*Given data:*
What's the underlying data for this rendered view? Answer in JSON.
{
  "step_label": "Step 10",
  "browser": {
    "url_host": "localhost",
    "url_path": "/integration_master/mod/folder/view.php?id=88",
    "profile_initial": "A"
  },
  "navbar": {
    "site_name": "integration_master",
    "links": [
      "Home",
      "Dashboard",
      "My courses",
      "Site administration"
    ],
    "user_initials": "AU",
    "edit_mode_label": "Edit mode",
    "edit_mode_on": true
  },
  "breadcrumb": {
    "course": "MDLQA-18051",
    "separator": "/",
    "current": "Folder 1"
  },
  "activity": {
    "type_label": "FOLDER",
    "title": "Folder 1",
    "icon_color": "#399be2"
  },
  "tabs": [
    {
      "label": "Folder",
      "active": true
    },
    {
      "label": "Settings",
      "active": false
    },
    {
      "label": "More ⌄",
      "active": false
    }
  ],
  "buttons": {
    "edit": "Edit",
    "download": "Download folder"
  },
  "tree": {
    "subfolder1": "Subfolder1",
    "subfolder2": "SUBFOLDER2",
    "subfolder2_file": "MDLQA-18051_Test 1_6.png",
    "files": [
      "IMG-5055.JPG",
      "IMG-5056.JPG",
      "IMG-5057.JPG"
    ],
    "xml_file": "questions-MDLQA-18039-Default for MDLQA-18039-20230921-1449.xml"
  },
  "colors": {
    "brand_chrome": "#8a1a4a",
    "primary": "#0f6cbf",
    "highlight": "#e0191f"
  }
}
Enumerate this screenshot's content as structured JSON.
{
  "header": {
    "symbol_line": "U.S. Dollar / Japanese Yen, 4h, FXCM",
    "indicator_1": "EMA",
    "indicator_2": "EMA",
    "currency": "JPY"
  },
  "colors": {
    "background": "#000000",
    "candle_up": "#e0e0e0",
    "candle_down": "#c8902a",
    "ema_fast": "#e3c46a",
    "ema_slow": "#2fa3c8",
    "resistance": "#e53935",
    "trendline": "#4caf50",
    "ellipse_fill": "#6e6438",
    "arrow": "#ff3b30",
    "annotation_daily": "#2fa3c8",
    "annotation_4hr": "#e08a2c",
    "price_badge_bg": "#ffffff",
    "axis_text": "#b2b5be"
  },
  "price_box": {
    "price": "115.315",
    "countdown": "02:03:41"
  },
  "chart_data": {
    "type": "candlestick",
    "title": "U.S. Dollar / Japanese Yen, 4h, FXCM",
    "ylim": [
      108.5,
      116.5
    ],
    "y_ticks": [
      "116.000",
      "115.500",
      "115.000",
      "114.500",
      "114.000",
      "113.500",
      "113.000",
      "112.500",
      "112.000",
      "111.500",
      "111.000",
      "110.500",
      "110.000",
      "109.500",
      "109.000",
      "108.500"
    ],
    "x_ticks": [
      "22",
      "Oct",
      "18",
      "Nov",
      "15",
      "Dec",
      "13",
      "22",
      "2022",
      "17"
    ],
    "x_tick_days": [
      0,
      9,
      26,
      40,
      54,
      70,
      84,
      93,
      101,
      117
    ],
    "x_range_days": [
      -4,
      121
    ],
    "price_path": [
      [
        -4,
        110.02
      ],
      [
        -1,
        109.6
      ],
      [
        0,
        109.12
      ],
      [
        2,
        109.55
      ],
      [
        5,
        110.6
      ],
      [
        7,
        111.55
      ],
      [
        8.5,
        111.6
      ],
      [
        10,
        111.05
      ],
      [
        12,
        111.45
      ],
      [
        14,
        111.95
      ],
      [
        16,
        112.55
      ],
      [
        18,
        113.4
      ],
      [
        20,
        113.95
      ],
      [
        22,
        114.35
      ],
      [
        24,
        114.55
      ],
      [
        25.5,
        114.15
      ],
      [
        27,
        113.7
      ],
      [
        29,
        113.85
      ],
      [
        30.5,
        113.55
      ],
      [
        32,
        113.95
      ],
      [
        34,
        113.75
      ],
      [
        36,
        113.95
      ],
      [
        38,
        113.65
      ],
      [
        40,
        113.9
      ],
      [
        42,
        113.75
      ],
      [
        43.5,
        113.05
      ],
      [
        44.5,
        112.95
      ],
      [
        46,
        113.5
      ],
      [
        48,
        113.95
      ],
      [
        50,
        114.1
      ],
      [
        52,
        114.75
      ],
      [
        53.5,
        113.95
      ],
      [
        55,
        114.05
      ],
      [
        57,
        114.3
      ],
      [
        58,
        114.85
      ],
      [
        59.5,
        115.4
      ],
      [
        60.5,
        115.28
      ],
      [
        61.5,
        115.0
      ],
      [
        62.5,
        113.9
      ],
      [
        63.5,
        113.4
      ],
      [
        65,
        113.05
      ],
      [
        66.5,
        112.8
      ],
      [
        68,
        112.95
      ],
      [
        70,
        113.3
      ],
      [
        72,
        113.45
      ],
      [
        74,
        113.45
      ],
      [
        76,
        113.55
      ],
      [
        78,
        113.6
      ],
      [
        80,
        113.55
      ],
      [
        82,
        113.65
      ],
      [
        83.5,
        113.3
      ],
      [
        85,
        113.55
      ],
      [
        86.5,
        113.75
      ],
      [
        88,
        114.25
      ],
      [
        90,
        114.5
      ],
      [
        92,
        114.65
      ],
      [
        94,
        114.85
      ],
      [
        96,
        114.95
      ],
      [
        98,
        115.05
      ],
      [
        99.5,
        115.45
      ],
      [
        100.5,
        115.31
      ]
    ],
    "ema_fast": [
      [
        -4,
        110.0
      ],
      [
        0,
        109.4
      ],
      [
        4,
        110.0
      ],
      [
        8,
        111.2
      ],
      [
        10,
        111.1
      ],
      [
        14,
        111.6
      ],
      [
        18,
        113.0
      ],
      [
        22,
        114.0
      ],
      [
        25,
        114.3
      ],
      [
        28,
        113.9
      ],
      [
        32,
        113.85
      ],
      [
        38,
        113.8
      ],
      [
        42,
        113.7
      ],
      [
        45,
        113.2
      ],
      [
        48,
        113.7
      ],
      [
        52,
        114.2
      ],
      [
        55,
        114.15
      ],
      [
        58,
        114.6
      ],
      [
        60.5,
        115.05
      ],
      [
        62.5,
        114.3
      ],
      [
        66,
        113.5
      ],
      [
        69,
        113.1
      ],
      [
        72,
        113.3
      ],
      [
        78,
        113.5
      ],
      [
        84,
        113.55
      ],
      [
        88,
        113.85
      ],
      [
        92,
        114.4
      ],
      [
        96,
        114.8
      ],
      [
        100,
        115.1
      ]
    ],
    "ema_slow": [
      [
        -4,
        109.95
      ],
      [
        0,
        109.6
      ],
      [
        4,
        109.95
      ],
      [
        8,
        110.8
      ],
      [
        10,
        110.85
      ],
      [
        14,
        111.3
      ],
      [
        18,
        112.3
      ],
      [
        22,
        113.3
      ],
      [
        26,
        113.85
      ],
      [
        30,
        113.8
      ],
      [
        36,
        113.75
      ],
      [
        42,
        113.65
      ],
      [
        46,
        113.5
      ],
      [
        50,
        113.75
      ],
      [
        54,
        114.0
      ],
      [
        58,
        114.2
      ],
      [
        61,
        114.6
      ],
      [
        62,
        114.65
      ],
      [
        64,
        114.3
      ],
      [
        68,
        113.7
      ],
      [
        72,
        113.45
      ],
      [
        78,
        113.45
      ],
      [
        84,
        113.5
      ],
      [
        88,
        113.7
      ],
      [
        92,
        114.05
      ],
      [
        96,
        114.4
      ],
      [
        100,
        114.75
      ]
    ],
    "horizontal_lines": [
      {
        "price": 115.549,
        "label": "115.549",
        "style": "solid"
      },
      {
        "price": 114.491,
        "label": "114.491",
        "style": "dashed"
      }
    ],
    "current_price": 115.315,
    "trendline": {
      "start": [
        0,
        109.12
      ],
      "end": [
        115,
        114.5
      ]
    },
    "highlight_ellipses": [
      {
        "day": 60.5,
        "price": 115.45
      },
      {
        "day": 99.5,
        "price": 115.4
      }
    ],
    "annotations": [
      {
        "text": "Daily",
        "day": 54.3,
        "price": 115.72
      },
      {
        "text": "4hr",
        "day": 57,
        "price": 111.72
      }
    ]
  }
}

*What to do:*
Say how many lines contain "view", and give nothing but that number.

*Answer for this exercise:*
2